── Record extracts ──

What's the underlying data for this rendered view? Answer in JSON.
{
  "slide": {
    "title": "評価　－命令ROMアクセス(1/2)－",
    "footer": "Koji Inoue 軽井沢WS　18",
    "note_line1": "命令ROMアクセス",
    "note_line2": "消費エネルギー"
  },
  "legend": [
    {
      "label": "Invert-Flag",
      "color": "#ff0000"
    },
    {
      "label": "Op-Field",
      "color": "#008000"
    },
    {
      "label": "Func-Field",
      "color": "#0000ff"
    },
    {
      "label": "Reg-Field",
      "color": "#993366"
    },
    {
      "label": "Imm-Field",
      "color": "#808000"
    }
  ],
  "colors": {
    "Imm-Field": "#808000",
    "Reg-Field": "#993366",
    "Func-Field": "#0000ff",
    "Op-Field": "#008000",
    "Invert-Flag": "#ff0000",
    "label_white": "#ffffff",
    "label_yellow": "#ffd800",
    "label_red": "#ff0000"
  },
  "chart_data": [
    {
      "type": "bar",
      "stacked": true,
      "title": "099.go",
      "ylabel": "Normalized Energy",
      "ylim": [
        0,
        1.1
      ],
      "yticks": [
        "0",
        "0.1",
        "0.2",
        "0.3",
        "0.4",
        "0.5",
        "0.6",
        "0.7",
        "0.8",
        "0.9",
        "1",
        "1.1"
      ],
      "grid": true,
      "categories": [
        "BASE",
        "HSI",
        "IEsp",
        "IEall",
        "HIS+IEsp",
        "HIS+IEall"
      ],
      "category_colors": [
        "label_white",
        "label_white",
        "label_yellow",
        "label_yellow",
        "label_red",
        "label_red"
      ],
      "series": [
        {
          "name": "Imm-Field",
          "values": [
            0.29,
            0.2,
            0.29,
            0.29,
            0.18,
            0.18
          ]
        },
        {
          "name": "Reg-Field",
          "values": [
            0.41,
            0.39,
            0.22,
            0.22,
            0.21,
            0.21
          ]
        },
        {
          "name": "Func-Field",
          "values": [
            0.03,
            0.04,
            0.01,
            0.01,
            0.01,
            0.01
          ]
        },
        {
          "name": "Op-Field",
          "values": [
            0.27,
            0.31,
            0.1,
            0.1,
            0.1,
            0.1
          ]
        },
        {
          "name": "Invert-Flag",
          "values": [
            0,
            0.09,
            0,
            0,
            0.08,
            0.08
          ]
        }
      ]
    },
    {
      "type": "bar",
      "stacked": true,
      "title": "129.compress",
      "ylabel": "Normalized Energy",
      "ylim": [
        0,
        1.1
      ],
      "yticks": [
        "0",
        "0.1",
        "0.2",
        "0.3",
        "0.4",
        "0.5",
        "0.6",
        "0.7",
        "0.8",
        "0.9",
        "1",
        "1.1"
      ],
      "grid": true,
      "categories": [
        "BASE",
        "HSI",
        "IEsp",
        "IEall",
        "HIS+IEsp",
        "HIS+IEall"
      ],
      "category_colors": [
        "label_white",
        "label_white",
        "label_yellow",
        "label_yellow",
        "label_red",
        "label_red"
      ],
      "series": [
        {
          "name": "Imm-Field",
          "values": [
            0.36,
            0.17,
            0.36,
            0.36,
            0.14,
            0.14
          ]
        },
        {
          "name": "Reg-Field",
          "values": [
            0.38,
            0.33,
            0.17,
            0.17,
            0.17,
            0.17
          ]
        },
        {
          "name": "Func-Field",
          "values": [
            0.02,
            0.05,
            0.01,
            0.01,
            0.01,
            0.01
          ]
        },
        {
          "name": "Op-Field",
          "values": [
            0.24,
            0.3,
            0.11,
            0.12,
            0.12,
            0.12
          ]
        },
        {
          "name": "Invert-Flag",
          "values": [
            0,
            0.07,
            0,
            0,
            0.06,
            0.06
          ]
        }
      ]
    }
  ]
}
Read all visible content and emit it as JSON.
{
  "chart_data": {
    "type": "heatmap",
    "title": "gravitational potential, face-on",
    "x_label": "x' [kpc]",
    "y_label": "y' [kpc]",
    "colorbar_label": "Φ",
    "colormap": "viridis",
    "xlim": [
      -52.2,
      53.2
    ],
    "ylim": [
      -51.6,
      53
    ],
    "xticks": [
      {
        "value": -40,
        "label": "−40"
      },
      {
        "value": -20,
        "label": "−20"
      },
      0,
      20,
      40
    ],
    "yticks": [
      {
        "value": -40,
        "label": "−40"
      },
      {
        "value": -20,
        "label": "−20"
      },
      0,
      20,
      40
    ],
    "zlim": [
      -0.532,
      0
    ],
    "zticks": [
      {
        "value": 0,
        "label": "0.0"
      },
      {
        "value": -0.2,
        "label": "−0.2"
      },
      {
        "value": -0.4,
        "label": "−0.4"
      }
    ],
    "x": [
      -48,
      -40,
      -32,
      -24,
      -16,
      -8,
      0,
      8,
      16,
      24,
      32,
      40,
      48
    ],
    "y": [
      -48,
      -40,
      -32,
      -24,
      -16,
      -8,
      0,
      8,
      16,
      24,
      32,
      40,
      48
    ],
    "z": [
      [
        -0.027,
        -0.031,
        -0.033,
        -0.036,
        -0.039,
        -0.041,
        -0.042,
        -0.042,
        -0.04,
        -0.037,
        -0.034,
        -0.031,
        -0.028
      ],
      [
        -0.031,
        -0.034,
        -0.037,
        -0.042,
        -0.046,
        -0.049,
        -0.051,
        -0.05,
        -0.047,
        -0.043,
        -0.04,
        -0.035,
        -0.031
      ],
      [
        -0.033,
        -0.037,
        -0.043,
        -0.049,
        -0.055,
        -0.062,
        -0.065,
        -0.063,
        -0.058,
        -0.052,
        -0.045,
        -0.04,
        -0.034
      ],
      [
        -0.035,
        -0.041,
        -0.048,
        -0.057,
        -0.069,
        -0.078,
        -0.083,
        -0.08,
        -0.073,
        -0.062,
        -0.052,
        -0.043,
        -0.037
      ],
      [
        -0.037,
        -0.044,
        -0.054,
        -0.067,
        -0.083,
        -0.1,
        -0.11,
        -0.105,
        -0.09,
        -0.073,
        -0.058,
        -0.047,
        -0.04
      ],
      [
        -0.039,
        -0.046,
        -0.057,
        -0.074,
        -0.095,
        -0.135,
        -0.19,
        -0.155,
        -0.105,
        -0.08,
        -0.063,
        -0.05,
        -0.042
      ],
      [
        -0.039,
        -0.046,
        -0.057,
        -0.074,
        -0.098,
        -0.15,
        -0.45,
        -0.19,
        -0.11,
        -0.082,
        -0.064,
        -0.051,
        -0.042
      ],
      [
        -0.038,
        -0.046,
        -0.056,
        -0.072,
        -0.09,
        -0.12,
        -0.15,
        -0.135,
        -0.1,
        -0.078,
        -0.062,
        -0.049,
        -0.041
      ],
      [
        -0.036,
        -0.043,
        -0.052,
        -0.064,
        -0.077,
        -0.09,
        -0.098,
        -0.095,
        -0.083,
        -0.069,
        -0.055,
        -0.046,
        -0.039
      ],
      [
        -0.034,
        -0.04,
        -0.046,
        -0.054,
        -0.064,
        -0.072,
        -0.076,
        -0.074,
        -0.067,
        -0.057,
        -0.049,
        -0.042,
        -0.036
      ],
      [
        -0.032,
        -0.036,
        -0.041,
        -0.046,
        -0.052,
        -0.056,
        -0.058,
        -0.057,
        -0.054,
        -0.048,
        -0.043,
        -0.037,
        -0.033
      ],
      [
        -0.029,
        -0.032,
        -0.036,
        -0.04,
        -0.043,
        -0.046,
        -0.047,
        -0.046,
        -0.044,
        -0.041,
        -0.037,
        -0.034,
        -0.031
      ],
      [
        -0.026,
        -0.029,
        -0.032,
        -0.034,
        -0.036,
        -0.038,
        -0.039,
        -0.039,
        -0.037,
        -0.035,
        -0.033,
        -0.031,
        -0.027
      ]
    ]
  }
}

───

Prompt:
Write out the entries above once more, without altering anything.

Solution:
What's the underlying data for this rendered view? Answer in JSON.
{
  "slide": {
    "title": "評価　－命令ROMアクセス(1/2)－",
    "footer": "Koji Inoue 軽井沢WS　18",
    "note_line1": "命令ROMアクセス",
    "note_line2": "消費エネルギー"
  },
  "legend": [
    {
      "label": "Invert-Flag",
      "color": "#ff0000"
    },
    {
      "label": "Op-Field",
      "color": "#008000"
    },
    {
      "label": "Func-Field",
      "color": "#0000ff"
    },
    {
      "label": "Reg-Field",
      "color": "#993366"
    },
    {
      "label": "Imm-Field",
      "color": "#808000"
    }
  ],
  "colors": {
    "Imm-Field": "#808000",
    "Reg-Field": "#993366",
    "Func-Field": "#0000ff",
    "Op-Field": "#008000",
    "Invert-Flag": "#ff0000",
    "label_white": "#ffffff",
    "label_yellow": "#ffd800",
    "label_red": "#ff0000"
  },
  "chart_data": [
    {
      "type": "bar",
      "stacked": true,
      "title": "099.go",
      "ylabel": "Normalized Energy",
      "ylim": [
        0,
        1.1
      ],
      "yticks": [
        "0",
        "0.1",
        "0.2",
        "0.3",
        "0.4",
        "0.5",
        "0.6",
        "0.7",
        "0.8",
        "0.9",
        "1",
        "1.1"
      ],
      "grid": true,
      "categories": [
        "BASE",
        "HSI",
        "IEsp",
        "IEall",
        "HIS+IEsp",
        "HIS+IEall"
      ],
      "category_colors": [
        "label_white",
        "label_white",
        "label_yellow",
        "label_yellow",
        "label_red",
        "label_red"
      ],
      "series": [
        {
          "name": "Imm-Field",
          "values": [
            0.29,
            0.2,
            0.29,
            0.29,
            0.18,
            0.18
          ]
        },
        {
          "name": "Reg-Field",
          "values": [
            0.41,
            0.39,
            0.22,
            0.22,
            0.21,
            0.21
          ]
        },
        {
          "name": "Func-Field",
          "values": [
            0.03,
            0.04,
            0.01,
            0.01,
            0.01,
            0.01
          ]
        },
        {
          "name": "Op-Field",
          "values": [
            0.27,
            0.31,
            0.1,
            0.1,
            0.1,
            0.1
          ]
        },
        {
          "name": "Invert-Flag",
          "values": [
            0,
            0.09,
            0,
            0,
            0.08,
            0.08
          ]
        }
      ]
    },
    {
      "type": "bar",
      "stacked": true,
      "title": "129.compress",
      "ylabel": "Normalized Energy",
      "ylim": [
        0,
        1.1
      ],
      "yticks": [
        "0",
        "0.1",
        "0.2",
        "0.3",
        "0.4",
        "0.5",
        "0.6",
        "0.7",
        "0.8",
        "0.9",
        "1",
        "1.1"
      ],
      "grid": true,
      "categories": [
        "BASE",
        "HSI",
        "IEsp",
        "IEall",
        "HIS+IEsp",
        "HIS+IEall"
      ],
      "category_colors": [
        "label_white",
        "label_white",
        "label_yellow",
        "label_yellow",
        "label_red",
        "label_red"
      ],
      "series": [
        {
          "name": "Imm-Field",
          "values": [
            0.36,
            0.17,
            0.36,
            0.36,
            0.14,
            0.14
          ]
        },
        {
          "name": "Reg-Field",
          "values": [
            0.38,
            0.33,
            0.17,
            0.17,
            0.17,
            0.17
          ]
        },
        {
          "name": "Func-Field",
          "values": [
            0.02,
            0.05,
            0.01,
            0.01,
            0.01,
            0.01
          ]
        },
        {
          "name": "Op-Field",
          "values": [
            0.24,
            0.3,
            0.11,
            0.12,
            0.12,
            0.12
          ]
        },
        {
          "name": "Invert-Flag",
          "values": [
            0,
            0.07,
            0,
            0,
            0.06,
            0.06
          ]
        }
      ]
    }
  ]
}
Read all visible content and emit it as JSON.
{
  "chart_data": {
    "type": "heatmap",
    "title": "gravitational potential, face-on",
    "x_label": "x' [kpc]",
    "y_label": "y' [kpc]",
    "colorbar_label": "Φ",
    "colormap": "viridis",
    "xlim": [
      -52.2,
      53.2
    ],
    "ylim": [
      -51.6,
      53
    ],
    "xticks": [
      {
        "value": -40,
        "label": "−40"
      },
      {
        "value": -20,
        "label": "−20"
      },
      0,
      20,
      40
    ],
    "yticks": [
      {
        "value": -40,
        "label": "−40"
      },
      {
        "value": -20,
        "label": "−20"
      },
      0,
      20,
      40
    ],
    "zlim": [
      -0.532,
      0
    ],
    "zticks": [
      {
        "value": 0,
        "label": "0.0"
      },
      {
        "value": -0.2,
        "label": "−0.2"
      },
      {
        "value": -0.4,
        "label": "−0.4"
      }
    ],
    "x": [
      -48,
      -40,
      -32,
      -24,
      -16,
      -8,
      0,
      8,
      16,
      24,
      32,
      40,
      48
    ],
    "y": [
      -48,
      -40,
      -32,
      -24,
      -16,
      -8,
      0,
      8,
      16,
      24,
      32,
      40,
      48
    ],
    "z": [
      [
        -0.027,
        -0.031,
        -0.033,
        -0.036,
        -0.039,
        -0.041,
        -0.042,
        -0.042,
        -0.04,
        -0.037,
        -0.034,
        -0.031,
        -0.028
      ],
      [
        -0.031,
        -0.034,
        -0.037,
        -0.042,
        -0.046,
        -0.049,
        -0.051,
        -0.05,
        -0.047,
        -0.043,
        -0.04,
        -0.035,
        -0.031
      ],
      [
        -0.033,
        -0.037,
        -0.043,
        -0.049,
        -0.055,
        -0.062,
        -0.065,
        -0.063,
        -0.058,
        -0.052,
        -0.045,
        -0.04,
        -0.034
      ],
      [
        -0.035,
        -0.041,
        -0.048,
        -0.057,
        -0.069,
        -0.078,
        -0.083,
        -0.08,
        -0.073,
        -0.062,
        -0.052,
        -0.043,
        -0.037
      ],
      [
        -0.037,
        -0.044,
        -0.054,
        -0.067,
        -0.083,
        -0.1,
        -0.11,
        -0.105,
        -0.09,
        -0.073,
        -0.058,
        -0.047,
        -0.04
      ],
      [
        -0.039,
        -0.046,
        -0.057,
        -0.074,
        -0.095,
        -0.135,
        -0.19,
        -0.155,
        -0.105,
        -0.08,
        -0.063,
        -0.05,
        -0.042
      ],
      [
        -0.039,
        -0.046,
        -0.057,
        -0.074,
        -0.098,
        -0.15,
        -0.45,
        -0.19,
        -0.11,
        -0.082,
        -0.064,
        -0.051,
        -0.042
      ],
      [
        -0.038,
        -0.046,
        -0.056,
        -0.072,
        -0.09,
        -0.12,
        -0.15,
        -0.135,
        -0.1,
        -0.078,
        -0.062,
        -0.049,
        -0.041
      ],
      [
        -0.036,
        -0.043,
        -0.052,
        -0.064,
        -0.077,
        -0.09,
        -0.098,
        -0.095,
        -0.083,
        -0.069,
        -0.055,
        -0.046,
        -0.039
      ],
      [
        -0.034,
        -0.04,
        -0.046,
        -0.054,
        -0.064,
        -0.072,
        -0.076,
        -0.074,
        -0.067,
        -0.057,
        -0.049,
        -0.042,
        -0.036
      ],
      [
        -0.032,
        -0.036,
        -0.041,
        -0.046,
        -0.052,
        -0.056,
        -0.058,
        -0.057,
        -0.054,
        -0.048,
        -0.043,
        -0.037,
        -0.033
      ],
      [
        -0.029,
        -0.032,
        -0.036,
        -0.04,
        -0.043,
        -0.046,
        -0.047,
        -0.046,
        -0.044,
        -0.041,
        -0.037,
        -0.034,
        -0.031
      ],
      [
        -0.026,
        -0.029,
        -0.032,
        -0.034,
        -0.036,
        -0.038,
        -0.039,
        -0.039,
        -0.037,
        -0.035,
        -0.033,
        -0.031,
        -0.027
      ]
    ]
  }
}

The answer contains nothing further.